*WHAT IS EXPECTED*. Where a line in the listing contains the string "this", copy that line out.

*RECORD SET*.

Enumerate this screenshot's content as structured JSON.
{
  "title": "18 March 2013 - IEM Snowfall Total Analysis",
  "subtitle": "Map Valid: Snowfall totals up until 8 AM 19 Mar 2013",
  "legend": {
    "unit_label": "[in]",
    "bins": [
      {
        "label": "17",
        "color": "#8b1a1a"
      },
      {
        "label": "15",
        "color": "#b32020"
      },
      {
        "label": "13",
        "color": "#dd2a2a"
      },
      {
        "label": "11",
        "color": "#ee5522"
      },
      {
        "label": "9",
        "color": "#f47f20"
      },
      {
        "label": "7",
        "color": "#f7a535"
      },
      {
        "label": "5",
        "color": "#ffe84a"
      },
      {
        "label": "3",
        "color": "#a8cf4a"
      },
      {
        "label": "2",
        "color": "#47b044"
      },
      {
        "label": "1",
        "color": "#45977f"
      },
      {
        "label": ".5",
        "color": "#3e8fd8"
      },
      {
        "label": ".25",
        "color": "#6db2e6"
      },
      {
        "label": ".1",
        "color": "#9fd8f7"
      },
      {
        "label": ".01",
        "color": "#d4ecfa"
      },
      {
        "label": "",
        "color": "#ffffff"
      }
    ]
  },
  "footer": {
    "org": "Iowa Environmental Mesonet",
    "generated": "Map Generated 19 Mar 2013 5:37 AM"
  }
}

==

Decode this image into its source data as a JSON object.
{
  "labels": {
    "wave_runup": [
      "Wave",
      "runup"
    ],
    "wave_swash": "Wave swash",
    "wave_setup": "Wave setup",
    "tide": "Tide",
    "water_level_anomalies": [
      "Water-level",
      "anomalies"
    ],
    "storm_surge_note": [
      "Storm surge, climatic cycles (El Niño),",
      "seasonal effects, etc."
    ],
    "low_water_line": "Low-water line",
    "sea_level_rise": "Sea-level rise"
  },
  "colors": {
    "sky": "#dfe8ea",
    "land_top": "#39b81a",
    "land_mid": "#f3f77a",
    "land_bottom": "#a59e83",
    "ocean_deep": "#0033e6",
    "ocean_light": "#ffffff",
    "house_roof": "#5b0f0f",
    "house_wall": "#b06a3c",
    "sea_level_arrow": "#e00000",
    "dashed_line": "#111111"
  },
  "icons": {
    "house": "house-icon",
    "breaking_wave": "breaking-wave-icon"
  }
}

*OUTPUT OF THE TASK*.
Enumerate this screenshot's content as structured JSON.
Decode this image into its source data as a JSON object.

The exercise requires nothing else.